Problem details = Write out all entries word for word.

Listed entries =

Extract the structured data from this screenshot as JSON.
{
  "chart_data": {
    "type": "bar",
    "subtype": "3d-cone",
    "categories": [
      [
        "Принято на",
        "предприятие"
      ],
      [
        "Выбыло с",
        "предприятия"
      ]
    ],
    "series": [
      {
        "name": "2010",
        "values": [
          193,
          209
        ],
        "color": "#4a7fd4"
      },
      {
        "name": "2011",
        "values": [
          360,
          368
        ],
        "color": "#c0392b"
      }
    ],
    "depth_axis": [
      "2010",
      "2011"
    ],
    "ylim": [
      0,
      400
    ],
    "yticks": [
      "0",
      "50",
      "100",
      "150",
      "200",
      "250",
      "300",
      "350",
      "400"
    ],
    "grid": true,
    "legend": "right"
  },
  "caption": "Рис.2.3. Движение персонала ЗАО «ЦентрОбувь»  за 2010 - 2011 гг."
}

Result for this exercise =
Extract the structured data from this screenshot as JSON.
{
  "chart_data": {
    "type": "bar",
    "subtype": "3d-cone",
    "categories": [
      [
        "Принято на",
        "предприятие"
      ],
      [
        "Выбыло с",
        "предприятия"
      ]
    ],
    "series": [
      {
        "name": "2010",
        "values": [
          193,
          209
        ],
        "color": "#4a7fd4"
      },
      {
        "name": "2011",
        "values": [
          360,
          368
        ],
        "color": "#c0392b"
      }
    ],
    "depth_axis": [
      "2010",
      "2011"
    ],
    "ylim": [
      0,
      400
    ],
    "yticks": [
      "0",
      "50",
      "100",
      "150",
      "200",
      "250",
      "300",
      "350",
      "400"
    ],
    "grid": true,
    "legend": "right"
  },
  "caption": "Рис.2.3. Движение персонала ЗАО «ЦентрОбувь»  за 2010 - 2011 гг."
}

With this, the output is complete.